* _Work instructions_:
Locate the lines of the listing below that hold "Message", then copy each of them.
* start *
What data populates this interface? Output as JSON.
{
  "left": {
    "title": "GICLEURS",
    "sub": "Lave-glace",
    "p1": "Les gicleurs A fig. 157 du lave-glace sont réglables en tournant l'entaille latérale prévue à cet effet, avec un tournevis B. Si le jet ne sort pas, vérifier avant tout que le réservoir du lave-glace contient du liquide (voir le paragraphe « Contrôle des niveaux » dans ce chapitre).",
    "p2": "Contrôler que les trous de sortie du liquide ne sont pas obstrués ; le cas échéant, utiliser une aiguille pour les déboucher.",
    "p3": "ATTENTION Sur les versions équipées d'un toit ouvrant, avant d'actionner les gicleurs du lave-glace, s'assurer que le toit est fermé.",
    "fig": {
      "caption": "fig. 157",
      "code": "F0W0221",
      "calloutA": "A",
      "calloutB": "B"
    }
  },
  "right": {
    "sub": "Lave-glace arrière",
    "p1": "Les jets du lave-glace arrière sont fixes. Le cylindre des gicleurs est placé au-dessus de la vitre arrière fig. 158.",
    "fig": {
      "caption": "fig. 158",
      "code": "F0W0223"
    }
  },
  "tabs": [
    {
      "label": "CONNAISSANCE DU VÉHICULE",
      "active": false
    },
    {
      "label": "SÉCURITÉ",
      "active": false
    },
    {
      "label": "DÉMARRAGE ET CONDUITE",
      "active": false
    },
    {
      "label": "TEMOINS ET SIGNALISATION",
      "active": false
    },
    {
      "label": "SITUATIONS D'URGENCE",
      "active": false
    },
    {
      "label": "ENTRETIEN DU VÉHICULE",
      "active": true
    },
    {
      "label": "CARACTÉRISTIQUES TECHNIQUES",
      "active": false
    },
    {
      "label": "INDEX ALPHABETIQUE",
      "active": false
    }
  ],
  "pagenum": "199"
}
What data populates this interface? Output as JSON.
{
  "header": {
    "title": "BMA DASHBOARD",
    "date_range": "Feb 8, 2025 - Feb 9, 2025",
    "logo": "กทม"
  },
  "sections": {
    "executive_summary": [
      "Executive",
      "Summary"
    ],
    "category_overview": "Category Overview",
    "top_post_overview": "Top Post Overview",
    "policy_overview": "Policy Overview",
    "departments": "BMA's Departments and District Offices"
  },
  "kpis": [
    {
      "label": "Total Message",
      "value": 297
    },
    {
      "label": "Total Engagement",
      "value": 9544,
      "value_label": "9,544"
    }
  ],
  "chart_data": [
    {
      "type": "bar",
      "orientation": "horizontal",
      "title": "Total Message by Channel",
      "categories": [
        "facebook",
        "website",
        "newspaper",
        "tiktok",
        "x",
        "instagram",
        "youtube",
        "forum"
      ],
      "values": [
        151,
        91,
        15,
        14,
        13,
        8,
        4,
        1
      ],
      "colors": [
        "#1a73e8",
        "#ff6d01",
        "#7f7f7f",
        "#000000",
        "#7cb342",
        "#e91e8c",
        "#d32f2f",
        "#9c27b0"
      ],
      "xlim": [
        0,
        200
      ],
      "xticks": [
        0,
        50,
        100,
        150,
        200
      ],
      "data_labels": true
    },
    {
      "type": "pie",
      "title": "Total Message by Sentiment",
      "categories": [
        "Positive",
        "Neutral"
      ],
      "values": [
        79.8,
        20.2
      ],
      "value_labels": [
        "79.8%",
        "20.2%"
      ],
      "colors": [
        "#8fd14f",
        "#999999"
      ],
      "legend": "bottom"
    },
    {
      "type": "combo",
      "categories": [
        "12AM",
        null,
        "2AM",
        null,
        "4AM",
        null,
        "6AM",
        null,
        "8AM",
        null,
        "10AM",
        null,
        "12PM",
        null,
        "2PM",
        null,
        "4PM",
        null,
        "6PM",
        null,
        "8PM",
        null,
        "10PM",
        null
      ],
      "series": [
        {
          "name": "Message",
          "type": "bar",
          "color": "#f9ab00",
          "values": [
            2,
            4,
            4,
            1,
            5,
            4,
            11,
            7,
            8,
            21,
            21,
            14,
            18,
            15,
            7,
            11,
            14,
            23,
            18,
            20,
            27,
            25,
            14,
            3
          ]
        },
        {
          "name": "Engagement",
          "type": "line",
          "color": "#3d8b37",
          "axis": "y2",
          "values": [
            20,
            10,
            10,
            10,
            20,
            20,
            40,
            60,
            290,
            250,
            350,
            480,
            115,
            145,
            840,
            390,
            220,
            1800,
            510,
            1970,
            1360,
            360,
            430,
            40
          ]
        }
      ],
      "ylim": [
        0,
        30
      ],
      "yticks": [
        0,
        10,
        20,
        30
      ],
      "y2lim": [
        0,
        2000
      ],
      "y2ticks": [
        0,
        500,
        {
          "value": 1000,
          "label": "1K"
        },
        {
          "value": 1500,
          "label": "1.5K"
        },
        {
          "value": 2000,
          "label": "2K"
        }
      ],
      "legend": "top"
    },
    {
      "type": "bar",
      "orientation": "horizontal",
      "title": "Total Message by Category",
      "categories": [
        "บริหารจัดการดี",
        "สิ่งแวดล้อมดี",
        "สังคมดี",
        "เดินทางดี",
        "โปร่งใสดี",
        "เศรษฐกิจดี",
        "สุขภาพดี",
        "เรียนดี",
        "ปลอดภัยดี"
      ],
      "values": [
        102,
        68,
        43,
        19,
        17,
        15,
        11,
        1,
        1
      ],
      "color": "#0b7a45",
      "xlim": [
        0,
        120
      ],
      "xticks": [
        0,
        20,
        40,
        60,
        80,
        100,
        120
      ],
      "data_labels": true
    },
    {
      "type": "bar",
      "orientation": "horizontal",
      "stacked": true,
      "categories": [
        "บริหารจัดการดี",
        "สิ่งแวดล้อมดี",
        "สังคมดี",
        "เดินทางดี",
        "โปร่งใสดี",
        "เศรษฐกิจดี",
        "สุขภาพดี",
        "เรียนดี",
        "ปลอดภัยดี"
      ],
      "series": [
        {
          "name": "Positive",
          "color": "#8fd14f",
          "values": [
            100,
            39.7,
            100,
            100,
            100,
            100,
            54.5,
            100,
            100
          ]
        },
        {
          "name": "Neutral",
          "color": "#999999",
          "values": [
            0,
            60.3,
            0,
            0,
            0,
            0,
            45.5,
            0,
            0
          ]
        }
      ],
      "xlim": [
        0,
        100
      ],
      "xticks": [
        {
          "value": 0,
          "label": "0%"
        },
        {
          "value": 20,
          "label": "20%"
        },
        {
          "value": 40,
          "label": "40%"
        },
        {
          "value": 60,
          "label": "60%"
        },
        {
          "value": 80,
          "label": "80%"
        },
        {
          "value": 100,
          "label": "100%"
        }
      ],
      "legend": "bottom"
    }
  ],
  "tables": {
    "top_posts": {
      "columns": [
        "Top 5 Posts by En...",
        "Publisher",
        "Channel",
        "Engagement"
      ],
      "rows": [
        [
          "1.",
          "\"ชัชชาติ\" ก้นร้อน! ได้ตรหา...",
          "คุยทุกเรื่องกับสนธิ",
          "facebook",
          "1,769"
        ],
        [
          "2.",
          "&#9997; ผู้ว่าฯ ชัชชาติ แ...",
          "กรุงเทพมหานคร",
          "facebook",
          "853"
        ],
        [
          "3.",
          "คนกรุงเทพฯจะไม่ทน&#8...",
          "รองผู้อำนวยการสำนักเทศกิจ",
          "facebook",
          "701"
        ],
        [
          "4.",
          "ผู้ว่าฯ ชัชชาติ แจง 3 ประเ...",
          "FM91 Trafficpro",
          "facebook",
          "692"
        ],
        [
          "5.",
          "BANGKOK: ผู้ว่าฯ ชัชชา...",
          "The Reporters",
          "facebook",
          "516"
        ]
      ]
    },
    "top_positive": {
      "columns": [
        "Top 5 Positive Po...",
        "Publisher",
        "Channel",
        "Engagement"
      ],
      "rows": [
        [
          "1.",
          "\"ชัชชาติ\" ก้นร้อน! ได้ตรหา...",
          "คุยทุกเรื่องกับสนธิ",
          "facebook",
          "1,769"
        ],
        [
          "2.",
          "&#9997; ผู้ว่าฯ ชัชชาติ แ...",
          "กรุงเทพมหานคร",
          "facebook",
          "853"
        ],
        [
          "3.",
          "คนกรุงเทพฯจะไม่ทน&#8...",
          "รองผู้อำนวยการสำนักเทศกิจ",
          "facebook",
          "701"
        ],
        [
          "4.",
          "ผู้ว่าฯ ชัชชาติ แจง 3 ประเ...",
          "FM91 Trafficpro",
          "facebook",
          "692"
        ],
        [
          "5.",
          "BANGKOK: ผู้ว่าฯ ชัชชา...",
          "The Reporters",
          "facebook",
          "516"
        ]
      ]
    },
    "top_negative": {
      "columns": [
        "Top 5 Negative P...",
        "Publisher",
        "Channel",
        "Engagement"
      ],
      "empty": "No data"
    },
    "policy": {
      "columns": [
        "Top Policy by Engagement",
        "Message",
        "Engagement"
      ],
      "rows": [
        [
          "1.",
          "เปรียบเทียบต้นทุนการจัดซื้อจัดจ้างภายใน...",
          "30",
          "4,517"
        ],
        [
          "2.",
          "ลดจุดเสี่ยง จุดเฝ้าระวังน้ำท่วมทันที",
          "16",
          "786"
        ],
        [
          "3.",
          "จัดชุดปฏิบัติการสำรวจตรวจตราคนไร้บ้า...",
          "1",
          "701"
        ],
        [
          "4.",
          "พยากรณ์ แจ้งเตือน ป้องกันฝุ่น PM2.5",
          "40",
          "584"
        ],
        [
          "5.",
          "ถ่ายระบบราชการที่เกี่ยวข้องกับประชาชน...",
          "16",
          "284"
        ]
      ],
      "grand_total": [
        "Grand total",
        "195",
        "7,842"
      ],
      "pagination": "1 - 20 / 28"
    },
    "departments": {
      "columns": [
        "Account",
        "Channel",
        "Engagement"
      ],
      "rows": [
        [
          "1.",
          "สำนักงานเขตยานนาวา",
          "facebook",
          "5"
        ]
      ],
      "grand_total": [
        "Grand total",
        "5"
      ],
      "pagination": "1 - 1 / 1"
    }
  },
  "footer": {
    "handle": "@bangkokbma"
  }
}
* end *
* _Output for this exercise_:
      "label": "Total Message",
      "title": "Total Message by Channel",
      "title": "Total Message by Sentiment",
          "name": "Message",
      "title": "Total Message by Category",
        "Message",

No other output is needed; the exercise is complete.